## Provided data
━━━━━━━━━━

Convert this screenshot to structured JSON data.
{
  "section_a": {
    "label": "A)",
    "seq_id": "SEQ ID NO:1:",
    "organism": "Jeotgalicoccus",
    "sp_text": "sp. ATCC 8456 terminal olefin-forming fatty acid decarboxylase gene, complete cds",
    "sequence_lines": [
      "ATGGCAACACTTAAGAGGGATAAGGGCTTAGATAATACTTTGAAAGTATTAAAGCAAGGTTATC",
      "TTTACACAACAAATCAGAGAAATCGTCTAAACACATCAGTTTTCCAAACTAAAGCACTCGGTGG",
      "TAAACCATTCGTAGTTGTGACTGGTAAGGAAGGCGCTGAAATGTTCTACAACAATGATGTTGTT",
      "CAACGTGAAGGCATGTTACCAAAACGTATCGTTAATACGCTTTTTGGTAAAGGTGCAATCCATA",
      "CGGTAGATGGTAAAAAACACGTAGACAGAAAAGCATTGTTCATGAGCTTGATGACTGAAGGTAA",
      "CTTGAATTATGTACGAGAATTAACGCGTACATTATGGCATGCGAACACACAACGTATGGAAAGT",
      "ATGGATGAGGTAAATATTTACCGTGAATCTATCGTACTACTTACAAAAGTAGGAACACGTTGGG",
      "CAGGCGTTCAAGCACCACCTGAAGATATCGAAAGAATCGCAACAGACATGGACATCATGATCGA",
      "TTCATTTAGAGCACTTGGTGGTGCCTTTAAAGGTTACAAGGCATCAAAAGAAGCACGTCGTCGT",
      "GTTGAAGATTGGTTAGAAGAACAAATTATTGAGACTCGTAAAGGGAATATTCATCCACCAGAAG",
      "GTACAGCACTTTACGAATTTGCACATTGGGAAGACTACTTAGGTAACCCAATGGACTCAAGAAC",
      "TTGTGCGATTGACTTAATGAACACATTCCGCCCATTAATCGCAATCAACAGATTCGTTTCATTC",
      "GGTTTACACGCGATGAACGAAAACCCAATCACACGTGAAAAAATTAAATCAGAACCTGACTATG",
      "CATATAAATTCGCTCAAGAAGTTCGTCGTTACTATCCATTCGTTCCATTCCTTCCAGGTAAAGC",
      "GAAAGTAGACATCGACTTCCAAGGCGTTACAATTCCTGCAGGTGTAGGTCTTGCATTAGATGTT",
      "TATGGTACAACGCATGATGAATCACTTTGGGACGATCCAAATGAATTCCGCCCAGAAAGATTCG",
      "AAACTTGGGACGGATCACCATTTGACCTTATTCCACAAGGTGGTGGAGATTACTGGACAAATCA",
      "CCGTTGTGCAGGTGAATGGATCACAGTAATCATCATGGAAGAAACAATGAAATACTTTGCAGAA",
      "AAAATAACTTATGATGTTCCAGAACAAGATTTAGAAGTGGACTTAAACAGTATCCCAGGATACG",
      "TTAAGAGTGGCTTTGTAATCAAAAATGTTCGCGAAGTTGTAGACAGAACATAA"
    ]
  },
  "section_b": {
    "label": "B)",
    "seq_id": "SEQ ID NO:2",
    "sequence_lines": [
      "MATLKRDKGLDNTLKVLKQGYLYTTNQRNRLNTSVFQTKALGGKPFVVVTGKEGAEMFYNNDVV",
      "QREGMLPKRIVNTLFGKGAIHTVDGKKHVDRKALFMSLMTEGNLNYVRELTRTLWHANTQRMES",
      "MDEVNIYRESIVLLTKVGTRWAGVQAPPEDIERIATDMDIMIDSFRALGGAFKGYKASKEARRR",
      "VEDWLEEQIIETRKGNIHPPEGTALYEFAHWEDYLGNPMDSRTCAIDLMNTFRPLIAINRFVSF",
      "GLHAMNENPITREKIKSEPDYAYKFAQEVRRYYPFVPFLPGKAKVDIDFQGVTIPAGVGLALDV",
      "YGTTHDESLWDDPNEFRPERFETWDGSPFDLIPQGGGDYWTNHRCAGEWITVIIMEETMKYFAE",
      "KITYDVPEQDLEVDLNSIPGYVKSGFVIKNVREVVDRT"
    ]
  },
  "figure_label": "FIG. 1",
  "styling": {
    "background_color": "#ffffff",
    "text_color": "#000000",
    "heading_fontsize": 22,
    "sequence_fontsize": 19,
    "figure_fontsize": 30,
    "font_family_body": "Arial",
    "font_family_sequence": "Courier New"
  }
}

━━━━━━━━━━

Set down the listing in full, keeping every word exactly as it is.

Convert this screenshot to structured JSON data.
{
  "section_a": {
    "label": "A)",
    "seq_id": "SEQ ID NO:1:",
    "organism": "Jeotgalicoccus",
    "sp_text": "sp. ATCC 8456 terminal olefin-forming fatty acid decarboxylase gene, complete cds",
    "sequence_lines": [
      "ATGGCAACACTTAAGAGGGATAAGGGCTTAGATAATACTTTGAAAGTATTAAAGCAAGGTTATC",
      "TTTACACAACAAATCAGAGAAATCGTCTAAACACATCAGTTTTCCAAACTAAAGCACTCGGTGG",
      "TAAACCATTCGTAGTTGTGACTGGTAAGGAAGGCGCTGAAATGTTCTACAACAATGATGTTGTT",
      "CAACGTGAAGGCATGTTACCAAAACGTATCGTTAATACGCTTTTTGGTAAAGGTGCAATCCATA",
      "CGGTAGATGGTAAAAAACACGTAGACAGAAAAGCATTGTTCATGAGCTTGATGACTGAAGGTAA",
      "CTTGAATTATGTACGAGAATTAACGCGTACATTATGGCATGCGAACACACAACGTATGGAAAGT",
      "ATGGATGAGGTAAATATTTACCGTGAATCTATCGTACTACTTACAAAAGTAGGAACACGTTGGG",
      "CAGGCGTTCAAGCACCACCTGAAGATATCGAAAGAATCGCAACAGACATGGACATCATGATCGA",
      "TTCATTTAGAGCACTTGGTGGTGCCTTTAAAGGTTACAAGGCATCAAAAGAAGCACGTCGTCGT",
      "GTTGAAGATTGGTTAGAAGAACAAATTATTGAGACTCGTAAAGGGAATATTCATCCACCAGAAG",
      "GTACAGCACTTTACGAATTTGCACATTGGGAAGACTACTTAGGTAACCCAATGGACTCAAGAAC",
      "TTGTGCGATTGACTTAATGAACACATTCCGCCCATTAATCGCAATCAACAGATTCGTTTCATTC",
      "GGTTTACACGCGATGAACGAAAACCCAATCACACGTGAAAAAATTAAATCAGAACCTGACTATG",
      "CATATAAATTCGCTCAAGAAGTTCGTCGTTACTATCCATTCGTTCCATTCCTTCCAGGTAAAGC",
      "GAAAGTAGACATCGACTTCCAAGGCGTTACAATTCCTGCAGGTGTAGGTCTTGCATTAGATGTT",
      "TATGGTACAACGCATGATGAATCACTTTGGGACGATCCAAATGAATTCCGCCCAGAAAGATTCG",
      "AAACTTGGGACGGATCACCATTTGACCTTATTCCACAAGGTGGTGGAGATTACTGGACAAATCA",
      "CCGTTGTGCAGGTGAATGGATCACAGTAATCATCATGGAAGAAACAATGAAATACTTTGCAGAA",
      "AAAATAACTTATGATGTTCCAGAACAAGATTTAGAAGTGGACTTAAACAGTATCCCAGGATACG",
      "TTAAGAGTGGCTTTGTAATCAAAAATGTTCGCGAAGTTGTAGACAGAACATAA"
    ]
  },
  "section_b": {
    "label": "B)",
    "seq_id": "SEQ ID NO:2",
    "sequence_lines": [
      "MATLKRDKGLDNTLKVLKQGYLYTTNQRNRLNTSVFQTKALGGKPFVVVTGKEGAEMFYNNDVV",
      "QREGMLPKRIVNTLFGKGAIHTVDGKKHVDRKALFMSLMTEGNLNYVRELTRTLWHANTQRMES",
      "MDEVNIYRESIVLLTKVGTRWAGVQAPPEDIERIATDMDIMIDSFRALGGAFKGYKASKEARRR",
      "VEDWLEEQIIETRKGNIHPPEGTALYEFAHWEDYLGNPMDSRTCAIDLMNTFRPLIAINRFVSF",
      "GLHAMNENPITREKIKSEPDYAYKFAQEVRRYYPFVPFLPGKAKVDIDFQGVTIPAGVGLALDV",
      "YGTTHDESLWDDPNEFRPERFETWDGSPFDLIPQGGGDYWTNHRCAGEWITVIIMEETMKYFAE",
      "KITYDVPEQDLEVDLNSIPGYVKSGFVIKNVREVVDRT"
    ]
  },
  "figure_label": "FIG. 1",
  "styling": {
    "background_color": "#ffffff",
    "text_color": "#000000",
    "heading_fontsize": 22,
    "sequence_fontsize": 19,
    "figure_fontsize": 30,
    "font_family_body": "Arial",
    "font_family_sequence": "Courier New"
  }
}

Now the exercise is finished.